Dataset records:
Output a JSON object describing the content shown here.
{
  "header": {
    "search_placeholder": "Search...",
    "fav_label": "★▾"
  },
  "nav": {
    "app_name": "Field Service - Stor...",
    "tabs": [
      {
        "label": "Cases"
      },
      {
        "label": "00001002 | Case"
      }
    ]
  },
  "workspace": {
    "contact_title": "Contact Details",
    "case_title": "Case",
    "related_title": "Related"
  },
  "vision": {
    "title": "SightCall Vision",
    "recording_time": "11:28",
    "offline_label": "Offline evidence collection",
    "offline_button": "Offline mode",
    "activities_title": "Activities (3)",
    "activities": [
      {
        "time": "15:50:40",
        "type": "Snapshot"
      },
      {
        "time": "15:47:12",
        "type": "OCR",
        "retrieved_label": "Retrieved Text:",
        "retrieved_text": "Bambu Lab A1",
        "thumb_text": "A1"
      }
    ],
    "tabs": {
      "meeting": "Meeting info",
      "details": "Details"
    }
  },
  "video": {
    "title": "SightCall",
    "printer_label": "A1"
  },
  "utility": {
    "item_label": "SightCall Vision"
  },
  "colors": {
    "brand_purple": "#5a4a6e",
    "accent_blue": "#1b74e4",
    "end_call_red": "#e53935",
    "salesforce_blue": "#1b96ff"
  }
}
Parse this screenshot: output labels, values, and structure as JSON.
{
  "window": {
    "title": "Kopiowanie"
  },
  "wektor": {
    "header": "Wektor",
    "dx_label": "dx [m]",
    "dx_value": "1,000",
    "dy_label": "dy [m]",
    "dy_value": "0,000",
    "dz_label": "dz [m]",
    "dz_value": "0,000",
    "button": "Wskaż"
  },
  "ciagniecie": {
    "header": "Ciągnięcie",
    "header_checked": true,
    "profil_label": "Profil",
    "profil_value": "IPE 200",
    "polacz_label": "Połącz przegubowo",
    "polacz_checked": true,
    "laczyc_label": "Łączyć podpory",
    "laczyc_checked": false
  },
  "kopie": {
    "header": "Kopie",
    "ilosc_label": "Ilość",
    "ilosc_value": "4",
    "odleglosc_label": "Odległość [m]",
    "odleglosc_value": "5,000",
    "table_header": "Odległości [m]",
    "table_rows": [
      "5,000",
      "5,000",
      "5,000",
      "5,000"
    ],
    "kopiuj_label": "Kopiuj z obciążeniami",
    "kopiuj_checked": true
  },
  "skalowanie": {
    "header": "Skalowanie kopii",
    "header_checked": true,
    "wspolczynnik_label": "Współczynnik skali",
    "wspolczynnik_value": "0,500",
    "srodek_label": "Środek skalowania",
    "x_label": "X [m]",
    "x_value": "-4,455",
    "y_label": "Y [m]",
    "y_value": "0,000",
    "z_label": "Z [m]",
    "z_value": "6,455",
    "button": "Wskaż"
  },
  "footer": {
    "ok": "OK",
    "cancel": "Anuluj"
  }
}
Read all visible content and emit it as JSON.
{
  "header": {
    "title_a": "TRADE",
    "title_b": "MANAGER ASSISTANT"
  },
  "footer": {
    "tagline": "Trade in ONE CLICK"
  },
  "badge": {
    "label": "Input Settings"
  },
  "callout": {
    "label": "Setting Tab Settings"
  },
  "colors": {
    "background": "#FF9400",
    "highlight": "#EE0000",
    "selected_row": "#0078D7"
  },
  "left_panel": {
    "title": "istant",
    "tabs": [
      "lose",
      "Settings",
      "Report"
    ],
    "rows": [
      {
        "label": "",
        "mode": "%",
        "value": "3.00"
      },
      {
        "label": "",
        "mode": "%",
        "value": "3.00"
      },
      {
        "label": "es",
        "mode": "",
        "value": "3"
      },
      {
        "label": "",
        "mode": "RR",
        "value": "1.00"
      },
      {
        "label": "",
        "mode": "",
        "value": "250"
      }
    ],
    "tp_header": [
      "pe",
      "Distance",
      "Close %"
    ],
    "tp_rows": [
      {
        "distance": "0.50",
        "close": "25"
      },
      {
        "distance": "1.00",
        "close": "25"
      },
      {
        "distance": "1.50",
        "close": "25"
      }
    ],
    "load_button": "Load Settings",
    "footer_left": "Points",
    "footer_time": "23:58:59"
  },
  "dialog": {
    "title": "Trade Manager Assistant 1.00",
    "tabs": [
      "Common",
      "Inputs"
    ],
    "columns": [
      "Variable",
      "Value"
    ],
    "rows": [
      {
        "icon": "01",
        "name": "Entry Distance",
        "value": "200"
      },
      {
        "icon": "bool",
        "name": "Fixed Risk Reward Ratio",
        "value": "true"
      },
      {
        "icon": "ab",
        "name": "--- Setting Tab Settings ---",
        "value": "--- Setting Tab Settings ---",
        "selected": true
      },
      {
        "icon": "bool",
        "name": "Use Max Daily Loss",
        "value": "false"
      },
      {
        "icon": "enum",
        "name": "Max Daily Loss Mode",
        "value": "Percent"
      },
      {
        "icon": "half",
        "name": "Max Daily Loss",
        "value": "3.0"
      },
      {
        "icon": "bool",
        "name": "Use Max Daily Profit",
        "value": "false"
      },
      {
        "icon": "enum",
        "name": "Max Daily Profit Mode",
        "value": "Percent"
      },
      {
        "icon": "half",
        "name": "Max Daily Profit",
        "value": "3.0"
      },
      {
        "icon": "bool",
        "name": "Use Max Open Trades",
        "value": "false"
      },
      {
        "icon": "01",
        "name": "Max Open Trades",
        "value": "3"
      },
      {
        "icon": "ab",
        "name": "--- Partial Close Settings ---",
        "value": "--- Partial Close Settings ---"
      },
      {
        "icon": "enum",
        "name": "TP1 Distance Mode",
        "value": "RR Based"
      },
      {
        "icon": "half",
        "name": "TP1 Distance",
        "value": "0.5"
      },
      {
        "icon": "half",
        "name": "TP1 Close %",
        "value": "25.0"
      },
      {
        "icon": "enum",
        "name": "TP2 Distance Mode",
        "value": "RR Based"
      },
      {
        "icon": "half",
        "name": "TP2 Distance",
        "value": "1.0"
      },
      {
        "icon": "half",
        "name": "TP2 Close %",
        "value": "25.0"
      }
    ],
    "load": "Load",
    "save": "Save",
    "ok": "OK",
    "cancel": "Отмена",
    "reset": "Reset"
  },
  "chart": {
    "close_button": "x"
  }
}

AIM OF THE TASK:
Using the exact wording, write out all of the records.

ANSWER TO THE TASK:
Output a JSON object describing the content shown here.
{
  "header": {
    "search_placeholder": "Search...",
    "fav_label": "★▾"
  },
  "nav": {
    "app_name": "Field Service - Stor...",
    "tabs": [
      {
        "label": "Cases"
      },
      {
        "label": "00001002 | Case"
      }
    ]
  },
  "workspace": {
    "contact_title": "Contact Details",
    "case_title": "Case",
    "related_title": "Related"
  },
  "vision": {
    "title": "SightCall Vision",
    "recording_time": "11:28",
    "offline_label": "Offline evidence collection",
    "offline_button": "Offline mode",
    "activities_title": "Activities (3)",
    "activities": [
      {
        "time": "15:50:40",
        "type": "Snapshot"
      },
      {
        "time": "15:47:12",
        "type": "OCR",
        "retrieved_label": "Retrieved Text:",
        "retrieved_text": "Bambu Lab A1",
        "thumb_text": "A1"
      }
    ],
    "tabs": {
      "meeting": "Meeting info",
      "details": "Details"
    }
  },
  "video": {
    "title": "SightCall",
    "printer_label": "A1"
  },
  "utility": {
    "item_label": "SightCall Vision"
  },
  "colors": {
    "brand_purple": "#5a4a6e",
    "accent_blue": "#1b74e4",
    "end_call_red": "#e53935",
    "salesforce_blue": "#1b96ff"
  }
}
Parse this screenshot: output labels, values, and structure as JSON.
{
  "window": {
    "title": "Kopiowanie"
  },
  "wektor": {
    "header": "Wektor",
    "dx_label": "dx [m]",
    "dx_value": "1,000",
    "dy_label": "dy [m]",
    "dy_value": "0,000",
    "dz_label": "dz [m]",
    "dz_value": "0,000",
    "button": "Wskaż"
  },
  "ciagniecie": {
    "header": "Ciągnięcie",
    "header_checked": true,
    "profil_label": "Profil",
    "profil_value": "IPE 200",
    "polacz_label": "Połącz przegubowo",
    "polacz_checked": true,
    "laczyc_label": "Łączyć podpory",
    "laczyc_checked": false
  },
  "kopie": {
    "header": "Kopie",
    "ilosc_label": "Ilość",
    "ilosc_value": "4",
    "odleglosc_label": "Odległość [m]",
    "odleglosc_value": "5,000",
    "table_header": "Odległości [m]",
    "table_rows": [
      "5,000",
      "5,000",
      "5,000",
      "5,000"
    ],
    "kopiuj_label": "Kopiuj z obciążeniami",
    "kopiuj_checked": true
  },
  "skalowanie": {
    "header": "Skalowanie kopii",
    "header_checked": true,
    "wspolczynnik_label": "Współczynnik skali",
    "wspolczynnik_value": "0,500",
    "srodek_label": "Środek skalowania",
    "x_label": "X [m]",
    "x_value": "-4,455",
    "y_label": "Y [m]",
    "y_value": "0,000",
    "z_label": "Z [m]",
    "z_value": "6,455",
    "button": "Wskaż"
  },
  "footer": {
    "ok": "OK",
    "cancel": "Anuluj"
  }
}
Read all visible content and emit it as JSON.
{
  "header": {
    "title_a": "TRADE",
    "title_b": "MANAGER ASSISTANT"
  },
  "footer": {
    "tagline": "Trade in ONE CLICK"
  },
  "badge": {
    "label": "Input Settings"
  },
  "callout": {
    "label": "Setting Tab Settings"
  },
  "colors": {
    "background": "#FF9400",
    "highlight": "#EE0000",
    "selected_row": "#0078D7"
  },
  "left_panel": {
    "title": "istant",
    "tabs": [
      "lose",
      "Settings",
      "Report"
    ],
    "rows": [
      {
        "label": "",
        "mode": "%",
        "value": "3.00"
      },
      {
        "label": "",
        "mode": "%",
        "value": "3.00"
      },
      {
        "label": "es",
        "mode": "",
        "value": "3"
      },
      {
        "label": "",
        "mode": "RR",
        "value": "1.00"
      },
      {
        "label": "",
        "mode": "",
        "value": "250"
      }
    ],
    "tp_header": [
      "pe",
      "Distance",
      "Close %"
    ],
    "tp_rows": [
      {
        "distance": "0.50",
        "close": "25"
      },
      {
        "distance": "1.00",
        "close": "25"
      },
      {
        "distance": "1.50",
        "close": "25"
      }
    ],
    "load_button": "Load Settings",
    "footer_left": "Points",
    "footer_time": "23:58:59"
  },
  "dialog": {
    "title": "Trade Manager Assistant 1.00",
    "tabs": [
      "Common",
      "Inputs"
    ],
    "columns": [
      "Variable",
      "Value"
    ],
    "rows": [
      {
        "icon": "01",
        "name": "Entry Distance",
        "value": "200"
      },
      {
        "icon": "bool",
        "name": "Fixed Risk Reward Ratio",
        "value": "true"
      },
      {
        "icon": "ab",
        "name": "--- Setting Tab Settings ---",
        "value": "--- Setting Tab Settings ---",
        "selected": true
      },
      {
        "icon": "bool",
        "name": "Use Max Daily Loss",
        "value": "false"
      },
      {
        "icon": "enum",
        "name": "Max Daily Loss Mode",
        "value": "Percent"
      },
      {
        "icon": "half",
        "name": "Max Daily Loss",
        "value": "3.0"
      },
      {
        "icon": "bool",
        "name": "Use Max Daily Profit",
        "value": "false"
      },
      {
        "icon": "enum",
        "name": "Max Daily Profit Mode",
        "value": "Percent"
      },
      {
        "icon": "half",
        "name": "Max Daily Profit",
        "value": "3.0"
      },
      {
        "icon": "bool",
        "name": "Use Max Open Trades",
        "value": "false"
      },
      {
        "icon": "01",
        "name": "Max Open Trades",
        "value": "3"
      },
      {
        "icon": "ab",
        "name": "--- Partial Close Settings ---",
        "value": "--- Partial Close Settings ---"
      },
      {
        "icon": "enum",
        "name": "TP1 Distance Mode",
        "value": "RR Based"
      },
      {
        "icon": "half",
        "name": "TP1 Distance",
        "value": "0.5"
      },
      {
        "icon": "half",
        "name": "TP1 Close %",
        "value": "25.0"
      },
      {
        "icon": "enum",
        "name": "TP2 Distance Mode",
        "value": "RR Based"
      },
      {
        "icon": "half",
        "name": "TP2 Distance",
        "value": "1.0"
      },
      {
        "icon": "half",
        "name": "TP2 Close %",
        "value": "25.0"
      }
    ],
    "load": "Load",
    "save": "Save",
    "ok": "OK",
    "cancel": "Отмена",
    "reset": "Reset"
  },
  "chart": {
    "close_button": "x"
  }
}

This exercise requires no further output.